[Description of the task]:
Copy every record word for word.

[Records supplied]:
____________
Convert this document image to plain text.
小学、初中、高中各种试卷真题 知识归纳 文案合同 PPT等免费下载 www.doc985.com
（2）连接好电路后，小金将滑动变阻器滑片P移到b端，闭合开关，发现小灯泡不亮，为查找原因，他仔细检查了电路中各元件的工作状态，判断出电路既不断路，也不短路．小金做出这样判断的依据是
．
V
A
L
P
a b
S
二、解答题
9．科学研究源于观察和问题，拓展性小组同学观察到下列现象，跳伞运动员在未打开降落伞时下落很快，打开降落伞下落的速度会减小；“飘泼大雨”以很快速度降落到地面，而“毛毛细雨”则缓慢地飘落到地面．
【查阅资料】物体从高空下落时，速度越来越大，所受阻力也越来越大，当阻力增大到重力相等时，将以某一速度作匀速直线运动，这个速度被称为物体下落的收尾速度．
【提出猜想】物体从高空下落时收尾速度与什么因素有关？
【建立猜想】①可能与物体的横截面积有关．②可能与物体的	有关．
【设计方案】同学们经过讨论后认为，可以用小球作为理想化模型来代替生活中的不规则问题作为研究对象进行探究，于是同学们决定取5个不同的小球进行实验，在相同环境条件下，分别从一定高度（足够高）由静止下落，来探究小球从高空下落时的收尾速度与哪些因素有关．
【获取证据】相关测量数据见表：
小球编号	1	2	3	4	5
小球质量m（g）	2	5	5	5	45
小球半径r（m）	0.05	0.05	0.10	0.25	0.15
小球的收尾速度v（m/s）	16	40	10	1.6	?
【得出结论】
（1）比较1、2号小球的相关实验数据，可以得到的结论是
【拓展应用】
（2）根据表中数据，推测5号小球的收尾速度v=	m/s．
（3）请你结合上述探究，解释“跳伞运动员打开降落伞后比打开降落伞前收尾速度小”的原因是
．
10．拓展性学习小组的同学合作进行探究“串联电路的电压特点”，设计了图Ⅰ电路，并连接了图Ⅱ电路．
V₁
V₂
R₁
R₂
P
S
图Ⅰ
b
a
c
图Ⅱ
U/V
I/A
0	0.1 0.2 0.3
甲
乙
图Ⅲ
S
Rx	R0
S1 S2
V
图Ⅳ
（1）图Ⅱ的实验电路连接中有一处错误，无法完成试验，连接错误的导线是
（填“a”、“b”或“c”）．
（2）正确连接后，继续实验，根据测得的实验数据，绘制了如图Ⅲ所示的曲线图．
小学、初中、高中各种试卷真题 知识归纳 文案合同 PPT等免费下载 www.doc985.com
____________
[Exercise output]:
Convert this document image to plain text.
小学、初中、高中各种试卷真题 知识归纳 文案合同 PPT等免费下载 www.doc985.com
（2）连接好电路后，小金将滑动变阻器滑片P移到b端，闭合开关，发现小灯泡不亮，为查找原因，他仔细检查了电路中各元件的工作状态，判断出电路既不断路，也不短路．小金做出这样判断的依据是
．
V
A
L
P
a b
S
二、解答题
9．科学研究源于观察和问题，拓展性小组同学观察到下列现象，跳伞运动员在未打开降落伞时下落很快，打开降落伞下落的速度会减小；“飘泼大雨”以很快速度降落到地面，而“毛毛细雨”则缓慢地飘落到地面．
【查阅资料】物体从高空下落时，速度越来越大，所受阻力也越来越大，当阻力增大到重力相等时，将以某一速度作匀速直线运动，这个速度被称为物体下落的收尾速度．
【提出猜想】物体从高空下落时收尾速度与什么因素有关？
【建立猜想】①可能与物体的横截面积有关．②可能与物体的	有关．
【设计方案】同学们经过讨论后认为，可以用小球作为理想化模型来代替生活中的不规则问题作为研究对象进行探究，于是同学们决定取5个不同的小球进行实验，在相同环境条件下，分别从一定高度（足够高）由静止下落，来探究小球从高空下落时的收尾速度与哪些因素有关．
【获取证据】相关测量数据见表：
小球编号	1	2	3	4	5
小球质量m（g）	2	5	5	5	45
小球半径r（m）	0.05	0.05	0.10	0.25	0.15
小球的收尾速度v（m/s）	16	40	10	1.6	?
【得出结论】
（1）比较1、2号小球的相关实验数据，可以得到的结论是
【拓展应用】
（2）根据表中数据，推测5号小球的收尾速度v=	m/s．
（3）请你结合上述探究，解释“跳伞运动员打开降落伞后比打开降落伞前收尾速度小”的原因是
．
10．拓展性学习小组的同学合作进行探究“串联电路的电压特点”，设计了图Ⅰ电路，并连接了图Ⅱ电路．
V₁
V₂
R₁
R₂
P
S
图Ⅰ
b
a
c
图Ⅱ
U/V
I/A
0	0.1 0.2 0.3
甲
乙
图Ⅲ
S
Rx	R0
S1 S2
V
图Ⅳ
（1）图Ⅱ的实验电路连接中有一处错误，无法完成试验，连接错误的导线是
（填“a”、“b”或“c”）．
（2）正确连接后，继续实验，根据测得的实验数据，绘制了如图Ⅲ所示的曲线图．
小学、初中、高中各种试卷真题 知识归纳 文案合同 PPT等免费下载 www.doc985.com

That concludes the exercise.